▸ **About this task**
Copy all lines holding the word "Macrophages" from the entries.

Collection entries
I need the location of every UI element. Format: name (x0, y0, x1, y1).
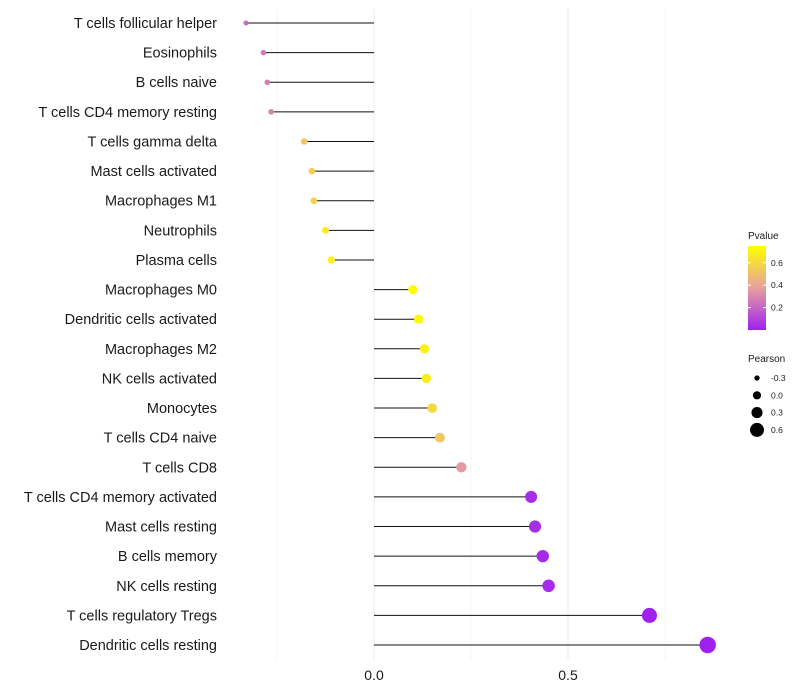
pvalue-legend: Pvalue 0.2 0.4 0.6 (748, 231, 783, 330)
lollipop-point (243, 20, 249, 26)
lollipop-point (435, 432, 445, 443)
category-label: Dendritic cells activated (65, 312, 217, 328)
lollipop-point (641, 607, 657, 623)
pearson-legend-label: 0.3 (771, 408, 783, 418)
category-label: Mast cells activated (90, 164, 217, 180)
category-label: Dendritic cells resting (79, 638, 217, 654)
pearson-legend: Pearson -0.3 0.0 0.3 0.6 (748, 354, 786, 437)
pearson-legend-key (750, 422, 764, 437)
category-label: NK cells resting (116, 579, 217, 595)
lollipop-point (408, 284, 418, 295)
category-label: Macrophages M0 (105, 283, 217, 299)
category-label: T cells gamma delta (88, 134, 218, 150)
category-label: T cells regulatory Tregs (67, 608, 217, 624)
category-label: B cells memory (118, 549, 218, 565)
category-label: Monocytes (147, 401, 217, 417)
category-label: Neutrophils (144, 223, 217, 239)
category-label: Mast cells resting (105, 520, 217, 536)
lollipop-point (427, 403, 438, 413)
category-label: T cells CD8 (142, 460, 217, 476)
pvalue-legend-label: 0.4 (771, 280, 783, 290)
category-label: Plasma cells (136, 253, 217, 269)
pvalue-colorbar (748, 246, 766, 330)
lollipop-point (327, 256, 335, 264)
lollipop-point (542, 579, 555, 593)
category-label: T cells follicular helper (74, 16, 217, 32)
lollipop-point (413, 314, 424, 324)
category-label: Macrophages M2 (105, 342, 217, 358)
lollipop-point (260, 49, 267, 56)
pearson-legend-label: 0.6 (771, 425, 783, 435)
pearson-legend-items: -0.3 0.0 0.3 0.6 (750, 373, 786, 437)
lollipop-point (456, 462, 467, 473)
lollipop-point (536, 549, 549, 563)
pvalue-legend-title: Pvalue (748, 231, 779, 242)
category-label: T cells CD4 naive (104, 431, 217, 447)
x-tick-label: 0.0 (364, 667, 384, 683)
lollipop-point (264, 79, 271, 86)
x-tick-label: 0.5 (558, 667, 578, 683)
lollipop-point (419, 344, 430, 354)
pearson-legend-key (754, 375, 760, 381)
category-label: Eosinophils (143, 46, 217, 62)
pearson-legend-key (752, 391, 762, 400)
pearson-legend-title: Pearson (748, 354, 785, 365)
lollipop-point (528, 520, 542, 533)
category-label: B cells naive (136, 75, 217, 91)
category-label: T cells CD4 memory resting (38, 105, 217, 121)
lollipop-point (421, 373, 432, 384)
lollipop-point (322, 226, 329, 234)
category-label: T cells CD4 memory activated (24, 490, 217, 506)
pearson-legend-label: 0.0 (771, 390, 783, 400)
lollipop-point (308, 167, 316, 175)
pearson-legend-key (751, 407, 763, 419)
lollipop-point (268, 109, 275, 115)
lollipop-stems (245, 22, 708, 646)
lollipop-points (243, 20, 716, 654)
pvalue-legend-label: 0.6 (771, 258, 783, 268)
pvalue-legend-ticks: 0.2 0.4 0.6 (748, 258, 783, 313)
lollipop-point (525, 490, 538, 503)
lollipop-point (300, 138, 308, 145)
grid-lines (276, 8, 666, 660)
lollipop-point (699, 636, 716, 654)
category-labels: T cells follicular helper Eosinophils B ce… (24, 16, 218, 654)
pearson-legend-label: -0.3 (771, 373, 786, 383)
category-label: NK cells activated (102, 371, 217, 387)
pvalue-legend-label: 0.2 (771, 303, 783, 313)
x-axis-tick-labels: 0.0 0.5 (364, 667, 578, 683)
category-label: Macrophages M1 (105, 194, 217, 210)
lollipop-point (310, 197, 318, 205)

▸ **Reply**
category-label: Macrophages M0 (105, 283, 217, 299)
category-label: Macrophages M2 (105, 342, 217, 358)
category-label: Macrophages M1 (105, 194, 217, 210)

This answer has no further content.